In the article on Red Hat's cloud strategy, what is Red Hat's cloud stack now called?

→ SOURCE PASSAGE
(begin)

The cloud strategy puts Red Hat on a collision course with Microsoft.
Written by Dana Blankenhorn, Inactive

Red Hat announced a strategy for its cloud stack, now called Cloud Foundations Edition One.

It's about portability and interoperability. In other words it's about standards. In line with that, Red Hat has submitted its cloud platform as a potential standard for interoperability.

At the heart of the cloud movement was always this idea that you would abstract the complexity of operating systems through virtualization, thus it wouldn't matter on what specific piece of hardware your data and programs actually lived.

Of course that's not how computer rivalries work. There are multiple hypervisors, multiple routes to virtualization, multiple ways to manage clouds, and multiple cloud stacks.

When seen in comparison to the ideal of a fully interoperable environment open source has a distinct advantage. When you can see the code, you can link to it more easily than if you can't. (Try it at home. Wire up your computer with your eyes open, then do it with your eyes shut.)

(end)

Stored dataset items
(begin)

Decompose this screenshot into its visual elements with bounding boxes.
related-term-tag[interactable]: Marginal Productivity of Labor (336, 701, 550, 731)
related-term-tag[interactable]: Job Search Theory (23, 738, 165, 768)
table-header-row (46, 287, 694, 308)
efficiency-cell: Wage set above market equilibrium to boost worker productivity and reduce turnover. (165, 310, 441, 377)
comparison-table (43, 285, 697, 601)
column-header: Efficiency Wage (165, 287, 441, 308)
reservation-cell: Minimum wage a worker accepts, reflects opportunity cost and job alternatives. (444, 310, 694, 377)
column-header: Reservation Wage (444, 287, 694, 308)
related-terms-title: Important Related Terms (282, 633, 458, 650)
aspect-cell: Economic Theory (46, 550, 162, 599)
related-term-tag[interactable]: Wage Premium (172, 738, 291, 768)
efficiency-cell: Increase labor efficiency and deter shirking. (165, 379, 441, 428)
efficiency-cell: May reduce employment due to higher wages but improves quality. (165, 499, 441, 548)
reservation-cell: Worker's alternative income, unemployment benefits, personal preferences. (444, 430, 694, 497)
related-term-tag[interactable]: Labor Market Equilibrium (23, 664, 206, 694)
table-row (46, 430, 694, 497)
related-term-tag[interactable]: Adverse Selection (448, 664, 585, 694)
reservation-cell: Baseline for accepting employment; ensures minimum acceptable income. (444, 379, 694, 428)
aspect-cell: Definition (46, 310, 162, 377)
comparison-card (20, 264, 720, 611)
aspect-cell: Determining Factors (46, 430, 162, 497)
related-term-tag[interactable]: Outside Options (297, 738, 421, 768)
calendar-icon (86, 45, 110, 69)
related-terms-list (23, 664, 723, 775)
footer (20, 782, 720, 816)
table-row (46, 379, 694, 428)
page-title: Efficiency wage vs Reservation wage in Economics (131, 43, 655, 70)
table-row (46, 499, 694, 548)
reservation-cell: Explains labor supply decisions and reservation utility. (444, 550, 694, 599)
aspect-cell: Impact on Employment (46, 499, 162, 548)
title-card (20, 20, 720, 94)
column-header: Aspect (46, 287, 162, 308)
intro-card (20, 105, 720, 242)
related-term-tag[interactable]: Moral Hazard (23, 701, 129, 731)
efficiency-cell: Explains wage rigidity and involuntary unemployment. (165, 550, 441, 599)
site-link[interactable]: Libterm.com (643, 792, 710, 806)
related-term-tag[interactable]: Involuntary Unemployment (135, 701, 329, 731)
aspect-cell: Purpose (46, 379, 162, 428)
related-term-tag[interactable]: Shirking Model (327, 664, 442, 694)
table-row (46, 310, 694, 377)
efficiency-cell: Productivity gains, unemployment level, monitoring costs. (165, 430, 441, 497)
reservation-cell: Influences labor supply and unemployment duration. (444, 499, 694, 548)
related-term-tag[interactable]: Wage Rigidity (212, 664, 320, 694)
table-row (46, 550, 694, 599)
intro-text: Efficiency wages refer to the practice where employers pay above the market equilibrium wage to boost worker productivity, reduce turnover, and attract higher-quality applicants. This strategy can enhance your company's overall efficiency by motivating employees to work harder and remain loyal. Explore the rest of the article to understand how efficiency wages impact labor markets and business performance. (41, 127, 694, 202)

(end)

→ SOLUTION FOR THIS EXERCISE
Cloud Foundations Edition One.